__Material shown__:
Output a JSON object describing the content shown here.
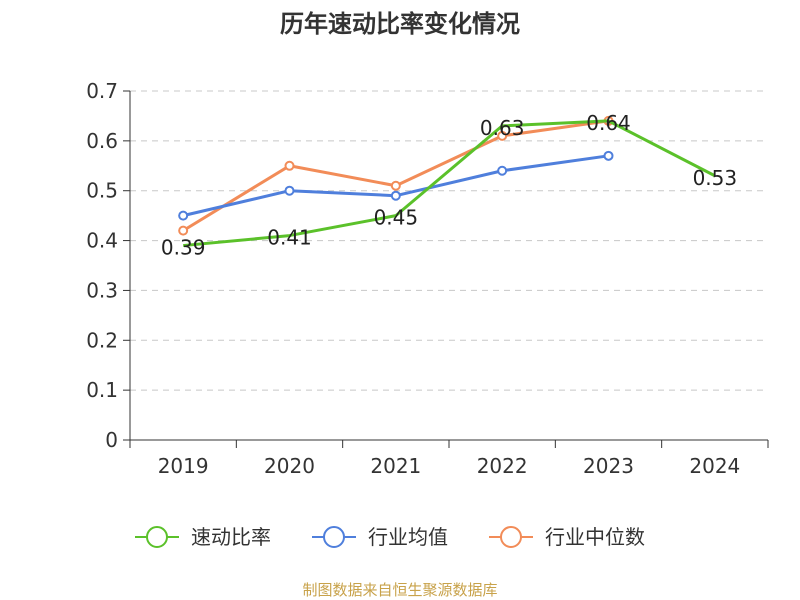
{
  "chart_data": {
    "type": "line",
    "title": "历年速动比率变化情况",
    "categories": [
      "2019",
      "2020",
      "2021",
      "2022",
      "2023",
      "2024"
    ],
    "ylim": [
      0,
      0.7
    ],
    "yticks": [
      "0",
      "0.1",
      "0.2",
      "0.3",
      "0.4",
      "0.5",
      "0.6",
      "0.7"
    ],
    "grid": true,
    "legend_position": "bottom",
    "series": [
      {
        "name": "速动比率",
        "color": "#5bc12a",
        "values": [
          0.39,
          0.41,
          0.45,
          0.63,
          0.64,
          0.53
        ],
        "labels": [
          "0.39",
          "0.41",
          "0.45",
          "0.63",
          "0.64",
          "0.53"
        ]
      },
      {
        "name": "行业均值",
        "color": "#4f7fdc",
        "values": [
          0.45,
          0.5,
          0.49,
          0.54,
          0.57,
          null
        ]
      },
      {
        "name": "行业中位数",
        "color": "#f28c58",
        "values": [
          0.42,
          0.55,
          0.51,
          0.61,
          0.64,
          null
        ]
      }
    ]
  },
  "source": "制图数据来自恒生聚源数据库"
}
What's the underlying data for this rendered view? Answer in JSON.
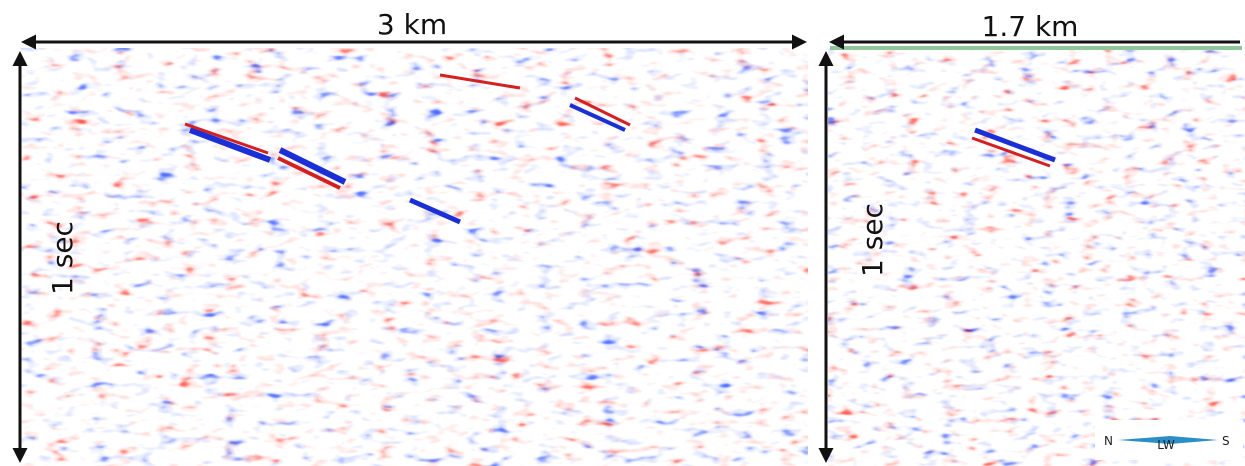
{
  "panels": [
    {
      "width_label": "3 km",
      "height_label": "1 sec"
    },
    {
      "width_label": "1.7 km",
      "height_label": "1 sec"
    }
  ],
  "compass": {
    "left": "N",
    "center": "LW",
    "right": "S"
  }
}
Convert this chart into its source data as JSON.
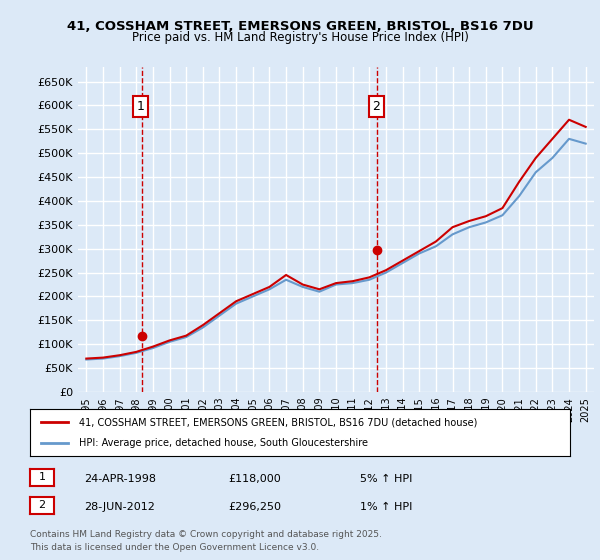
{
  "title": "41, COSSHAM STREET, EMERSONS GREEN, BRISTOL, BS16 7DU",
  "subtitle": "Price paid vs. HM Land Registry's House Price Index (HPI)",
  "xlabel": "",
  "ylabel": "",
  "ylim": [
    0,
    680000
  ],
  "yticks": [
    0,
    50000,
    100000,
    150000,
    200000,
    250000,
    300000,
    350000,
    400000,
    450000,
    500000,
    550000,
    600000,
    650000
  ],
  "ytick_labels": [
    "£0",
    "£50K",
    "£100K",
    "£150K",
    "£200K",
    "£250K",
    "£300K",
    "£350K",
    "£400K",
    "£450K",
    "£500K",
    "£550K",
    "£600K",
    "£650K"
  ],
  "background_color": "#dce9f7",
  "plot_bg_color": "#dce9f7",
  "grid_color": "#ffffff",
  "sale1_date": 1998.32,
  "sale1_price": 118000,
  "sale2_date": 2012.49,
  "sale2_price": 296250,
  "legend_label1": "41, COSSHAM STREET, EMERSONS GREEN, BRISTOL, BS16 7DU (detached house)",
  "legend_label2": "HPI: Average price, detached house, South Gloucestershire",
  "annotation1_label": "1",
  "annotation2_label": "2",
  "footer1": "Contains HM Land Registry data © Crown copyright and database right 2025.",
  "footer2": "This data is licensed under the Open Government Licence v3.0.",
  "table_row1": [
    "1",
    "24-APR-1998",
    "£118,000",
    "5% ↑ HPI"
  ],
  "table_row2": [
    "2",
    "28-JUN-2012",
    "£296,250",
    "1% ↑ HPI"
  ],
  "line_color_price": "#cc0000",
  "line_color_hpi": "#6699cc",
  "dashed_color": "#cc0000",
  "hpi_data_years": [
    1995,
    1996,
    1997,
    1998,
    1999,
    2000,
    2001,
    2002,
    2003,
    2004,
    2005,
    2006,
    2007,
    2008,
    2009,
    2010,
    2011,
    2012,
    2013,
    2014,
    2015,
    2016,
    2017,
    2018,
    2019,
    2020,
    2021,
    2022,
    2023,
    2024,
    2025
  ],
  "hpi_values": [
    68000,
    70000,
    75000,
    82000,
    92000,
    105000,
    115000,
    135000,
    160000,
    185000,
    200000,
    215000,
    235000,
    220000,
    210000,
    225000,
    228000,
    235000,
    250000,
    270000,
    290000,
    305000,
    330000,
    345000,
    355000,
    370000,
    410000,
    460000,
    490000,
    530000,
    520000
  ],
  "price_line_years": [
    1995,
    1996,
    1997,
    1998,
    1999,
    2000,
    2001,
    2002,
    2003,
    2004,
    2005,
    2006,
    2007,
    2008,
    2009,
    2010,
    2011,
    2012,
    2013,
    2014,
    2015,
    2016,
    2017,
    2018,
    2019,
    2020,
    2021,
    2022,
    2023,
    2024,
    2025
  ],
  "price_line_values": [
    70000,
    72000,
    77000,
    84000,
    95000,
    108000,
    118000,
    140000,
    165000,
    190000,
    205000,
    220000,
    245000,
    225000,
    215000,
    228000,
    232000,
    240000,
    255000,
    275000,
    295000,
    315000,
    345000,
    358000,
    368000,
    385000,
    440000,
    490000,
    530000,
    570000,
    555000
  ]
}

__Task to complete__:
Above are lines of data; state how many of them contain the word "Registry", with no other output.

__Answer for the task__:
2